(Items from a dataset)
....
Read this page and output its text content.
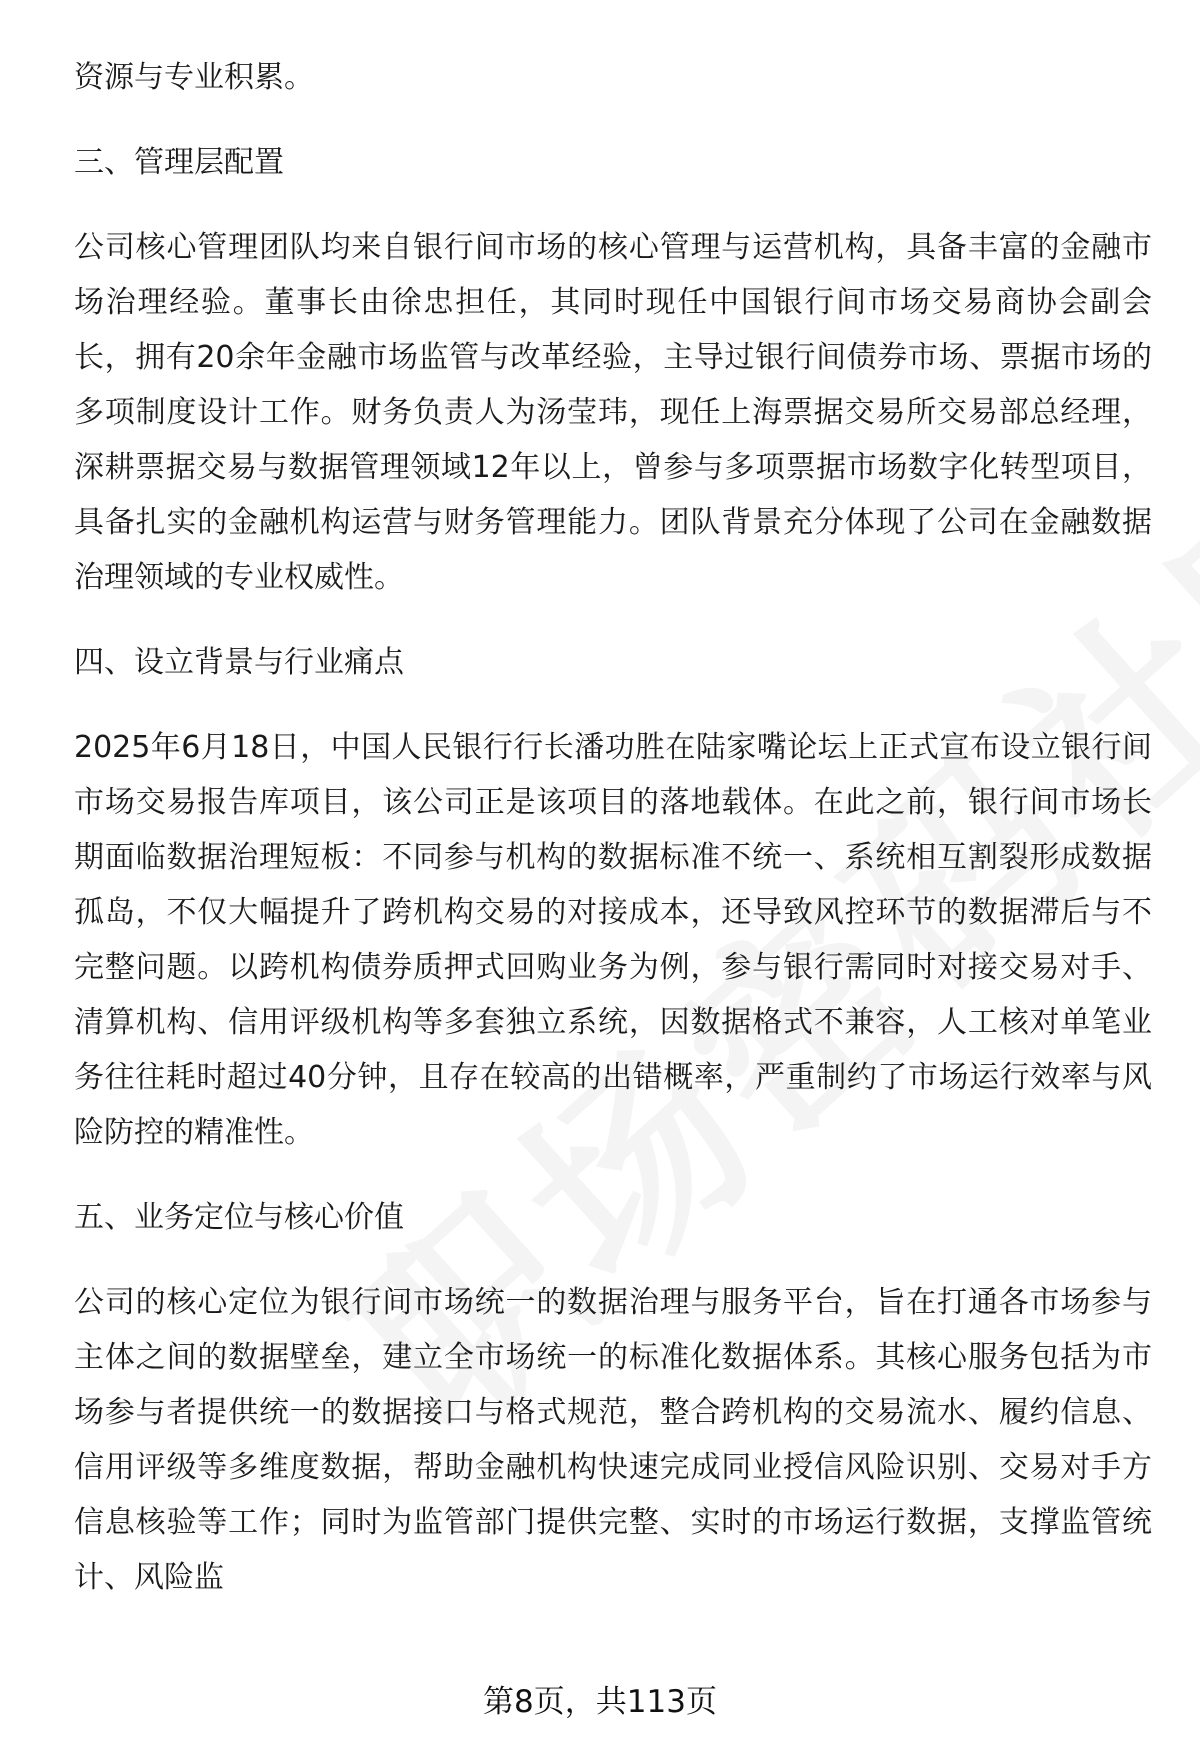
资源与专业积累。

三、管理层配置

公司核心管理团队均来自银行间市场的核心管理与运营机构，具备丰富的金融市场治理经验。董事长由徐忠担任，其同时现任中国银行间市场交易商协会副会长，拥有20余年金融市场监管与改革经验，主导过银行间债券市场、票据市场的多项制度设计工作。财务负责人为汤莹玮，现任上海票据交易所交易部总经理，深耕票据交易与数据管理领域12年以上，曾参与多项票据市场数字化转型项目，具备扎实的金融机构运营与财务管理能力。团队背景充分体现了公司在金融数据治理领域的专业权威性。

四、设立背景与行业痛点

2025年6月18日，中国人民银行行长潘功胜在陆家嘴论坛上正式宣布设立银行间市场交易报告库项目，该公司正是该项目的落地载体。在此之前，银行间市场长期面临数据治理短板：不同参与机构的数据标准不统一、系统相互割裂形成数据孤岛，不仅大幅提升了跨机构交易的对接成本，还导致风控环节的数据滞后与不完整问题。以跨机构债券质押式回购业务为例，参与银行需同时对接交易对手、清算机构、信用评级机构等多套独立系统，因数据格式不兼容，人工核对单笔业务往往耗时超过40分钟，且存在较高的出错概率，严重制约了市场运行效率与风险防控的精准性。

五、业务定位与核心价值

公司的核心定位为银行间市场统一的数据治理与服务平台，旨在打通各市场参与主体之间的数据壁垒，建立全市场统一的标准化数据体系。其核心服务包括为市场参与者提供统一的数据接口与格式规范，整合跨机构的交易流水、履约信息、信用评级等多维度数据，帮助金融机构快速完成同业授信风险识别、交易对手方信息核验等工作；同时为监管部门提供完整、实时的市场运行数据，支撑监管统计、风险监

第8页，共113页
....
* Set problem *
Give every record again exactly, apart from the pictures, which stay out.

* Output for this task *
Read this page and output its text content.
资源与专业积累。

三、管理层配置

公司核心管理团队均来自银行间市场的核心管理与运营机构，具备丰富的金融市场治理经验。董事长由徐忠担任，其同时现任中国银行间市场交易商协会副会长，拥有20余年金融市场监管与改革经验，主导过银行间债券市场、票据市场的多项制度设计工作。财务负责人为汤莹玮，现任上海票据交易所交易部总经理，深耕票据交易与数据管理领域12年以上，曾参与多项票据市场数字化转型项目，具备扎实的金融机构运营与财务管理能力。团队背景充分体现了公司在金融数据治理领域的专业权威性。

四、设立背景与行业痛点

2025年6月18日，中国人民银行行长潘功胜在陆家嘴论坛上正式宣布设立银行间市场交易报告库项目，该公司正是该项目的落地载体。在此之前，银行间市场长期面临数据治理短板：不同参与机构的数据标准不统一、系统相互割裂形成数据孤岛，不仅大幅提升了跨机构交易的对接成本，还导致风控环节的数据滞后与不完整问题。以跨机构债券质押式回购业务为例，参与银行需同时对接交易对手、清算机构、信用评级机构等多套独立系统，因数据格式不兼容，人工核对单笔业务往往耗时超过40分钟，且存在较高的出错概率，严重制约了市场运行效率与风险防控的精准性。

五、业务定位与核心价值

公司的核心定位为银行间市场统一的数据治理与服务平台，旨在打通各市场参与主体之间的数据壁垒，建立全市场统一的标准化数据体系。其核心服务包括为市场参与者提供统一的数据接口与格式规范，整合跨机构的交易流水、履约信息、信用评级等多维度数据，帮助金融机构快速完成同业授信风险识别、交易对手方信息核验等工作；同时为监管部门提供完整、实时的市场运行数据，支撑监管统计、风险监

第8页，共113页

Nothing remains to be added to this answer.